** START Record list **
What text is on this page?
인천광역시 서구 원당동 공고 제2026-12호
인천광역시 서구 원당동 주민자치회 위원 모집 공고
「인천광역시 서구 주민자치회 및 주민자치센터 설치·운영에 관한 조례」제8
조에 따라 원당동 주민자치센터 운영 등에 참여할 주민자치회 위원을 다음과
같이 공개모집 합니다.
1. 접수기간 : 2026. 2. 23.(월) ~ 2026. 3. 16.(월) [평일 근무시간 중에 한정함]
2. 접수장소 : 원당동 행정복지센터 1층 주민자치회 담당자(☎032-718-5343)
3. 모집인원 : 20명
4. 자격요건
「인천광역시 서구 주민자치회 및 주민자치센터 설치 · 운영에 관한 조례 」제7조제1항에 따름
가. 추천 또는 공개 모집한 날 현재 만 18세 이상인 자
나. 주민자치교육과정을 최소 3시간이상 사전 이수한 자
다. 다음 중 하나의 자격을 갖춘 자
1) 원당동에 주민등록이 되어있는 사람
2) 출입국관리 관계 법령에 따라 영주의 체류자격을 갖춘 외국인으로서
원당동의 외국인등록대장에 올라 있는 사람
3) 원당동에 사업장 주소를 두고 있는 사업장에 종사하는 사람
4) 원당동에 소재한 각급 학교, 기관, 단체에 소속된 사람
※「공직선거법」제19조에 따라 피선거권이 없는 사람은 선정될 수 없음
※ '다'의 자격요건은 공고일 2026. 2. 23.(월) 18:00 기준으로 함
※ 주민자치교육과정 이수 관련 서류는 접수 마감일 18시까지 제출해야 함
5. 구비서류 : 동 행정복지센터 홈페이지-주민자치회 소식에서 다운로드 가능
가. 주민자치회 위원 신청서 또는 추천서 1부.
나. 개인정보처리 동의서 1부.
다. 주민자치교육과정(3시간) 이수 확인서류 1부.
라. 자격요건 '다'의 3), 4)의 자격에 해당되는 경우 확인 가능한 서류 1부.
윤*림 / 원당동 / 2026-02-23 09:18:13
** END Record list **
■ What to produce
Write the material out again word for word.

■ Finished answer
What text is on this page?
인천광역시 서구 원당동 공고 제2026-12호
인천광역시 서구 원당동 주민자치회 위원 모집 공고
「인천광역시 서구 주민자치회 및 주민자치센터 설치·운영에 관한 조례」제8
조에 따라 원당동 주민자치센터 운영 등에 참여할 주민자치회 위원을 다음과
같이 공개모집 합니다.
1. 접수기간 : 2026. 2. 23.(월) ~ 2026. 3. 16.(월) [평일 근무시간 중에 한정함]
2. 접수장소 : 원당동 행정복지센터 1층 주민자치회 담당자(☎032-718-5343)
3. 모집인원 : 20명
4. 자격요건
「인천광역시 서구 주민자치회 및 주민자치센터 설치 · 운영에 관한 조례 」제7조제1항에 따름
가. 추천 또는 공개 모집한 날 현재 만 18세 이상인 자
나. 주민자치교육과정을 최소 3시간이상 사전 이수한 자
다. 다음 중 하나의 자격을 갖춘 자
1) 원당동에 주민등록이 되어있는 사람
2) 출입국관리 관계 법령에 따라 영주의 체류자격을 갖춘 외국인으로서
원당동의 외국인등록대장에 올라 있는 사람
3) 원당동에 사업장 주소를 두고 있는 사업장에 종사하는 사람
4) 원당동에 소재한 각급 학교, 기관, 단체에 소속된 사람
※「공직선거법」제19조에 따라 피선거권이 없는 사람은 선정될 수 없음
※ '다'의 자격요건은 공고일 2026. 2. 23.(월) 18:00 기준으로 함
※ 주민자치교육과정 이수 관련 서류는 접수 마감일 18시까지 제출해야 함
5. 구비서류 : 동 행정복지센터 홈페이지-주민자치회 소식에서 다운로드 가능
가. 주민자치회 위원 신청서 또는 추천서 1부.
나. 개인정보처리 동의서 1부.
다. 주민자치교육과정(3시간) 이수 확인서류 1부.
라. 자격요건 '다'의 3), 4)의 자격에 해당되는 경우 확인 가능한 서류 1부.
윤*림 / 원당동 / 2026-02-23 09:18:13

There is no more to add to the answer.